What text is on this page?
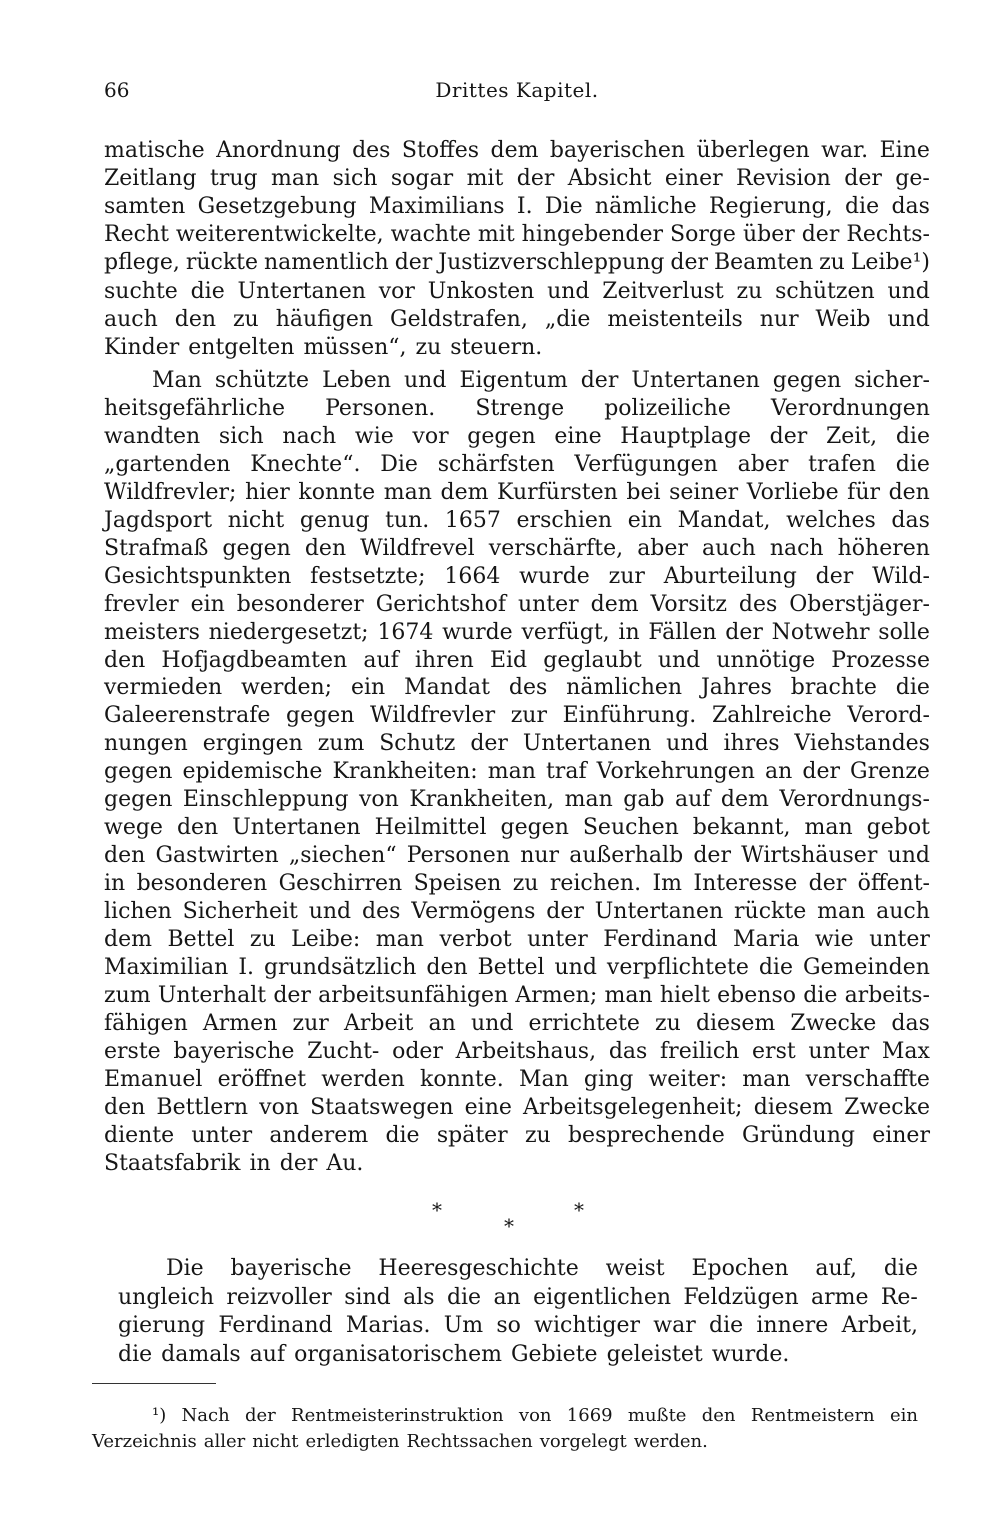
66	Drittes Kapitel.
matische Anordnung des Stoffes dem bayerischen überlegen war. Eine
Zeitlang trug man sich sogar mit der Absicht einer Revision der ge-
samten Gesetzgebung Maximilians I. Die nämliche Regierung, die das
Recht weiterentwickelte, wachte mit hingebender Sorge über der Rechts-
pflege, rückte namentlich der Justizverschleppung der Beamten zu Leibe¹)
suchte die Untertanen vor Unkosten und Zeitverlust zu schützen und
auch den zu häufigen Geldstrafen, „die meistenteils nur Weib und
Kinder entgelten müssen“, zu steuern.
Man schützte Leben und Eigentum der Untertanen gegen sicher-
heitsgefährliche Personen. Strenge polizeiliche Verordnungen
wandten sich nach wie vor gegen eine Hauptplage der Zeit, die
„gartenden Knechte“. Die schärfsten Verfügungen aber trafen die
Wildfrevler; hier konnte man dem Kurfürsten bei seiner Vorliebe für den
Jagdsport nicht genug tun. 1657 erschien ein Mandat, welches das
Strafmaß gegen den Wildfrevel verschärfte, aber auch nach höheren
Gesichtspunkten festsetzte; 1664 wurde zur Aburteilung der Wild-
frevler ein besonderer Gerichtshof unter dem Vorsitz des Oberstjäger-
meisters niedergesetzt; 1674 wurde verfügt, in Fällen der Notwehr solle
den Hofjagdbeamten auf ihren Eid geglaubt und unnötige Prozesse
vermieden werden; ein Mandat des nämlichen Jahres brachte die
Galeerenstrafe gegen Wildfrevler zur Einführung. Zahlreiche Verord-
nungen ergingen zum Schutz der Untertanen und ihres Viehstandes
gegen epidemische Krankheiten: man traf Vorkehrungen an der Grenze
gegen Einschleppung von Krankheiten, man gab auf dem Verordnungs-
wege den Untertanen Heilmittel gegen Seuchen bekannt, man gebot
den Gastwirten „siechen“ Personen nur außerhalb der Wirtshäuser und
in besonderen Geschirren Speisen zu reichen. Im Interesse der öffent-
lichen Sicherheit und des Vermögens der Untertanen rückte man auch
dem Bettel zu Leibe: man verbot unter Ferdinand Maria wie unter
Maximilian I. grundsätzlich den Bettel und verpflichtete die Gemeinden
zum Unterhalt der arbeitsunfähigen Armen; man hielt ebenso die arbeits-
fähigen Armen zur Arbeit an und errichtete zu diesem Zwecke das
erste bayerische Zucht- oder Arbeitshaus, das freilich erst unter Max
Emanuel eröffnet werden konnte. Man ging weiter: man verschaffte
den Bettlern von Staatswegen eine Arbeitsgelegenheit; diesem Zwecke
diente unter anderem die später zu besprechende Gründung einer
Staatsfabrik in der Au.
*
*
*
Die bayerische Heeresgeschichte weist Epochen auf, die
ungleich reizvoller sind als die an eigentlichen Feldzügen arme Re-
gierung Ferdinand Marias. Um so wichtiger war die innere Arbeit,
die damals auf organisatorischem Gebiete geleistet wurde.
¹) Nach der Rentmeisterinstruktion von 1669 mußte den Rentmeistern ein
Verzeichnis aller nicht erledigten Rechtssachen vorgelegt werden.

* * * * *

* [GOAL OF THE EXERCISE]: What is the number of lines in the data above that include the word "Armen"? Answer with that number only.

* [CORRECT RESPONSE]: 2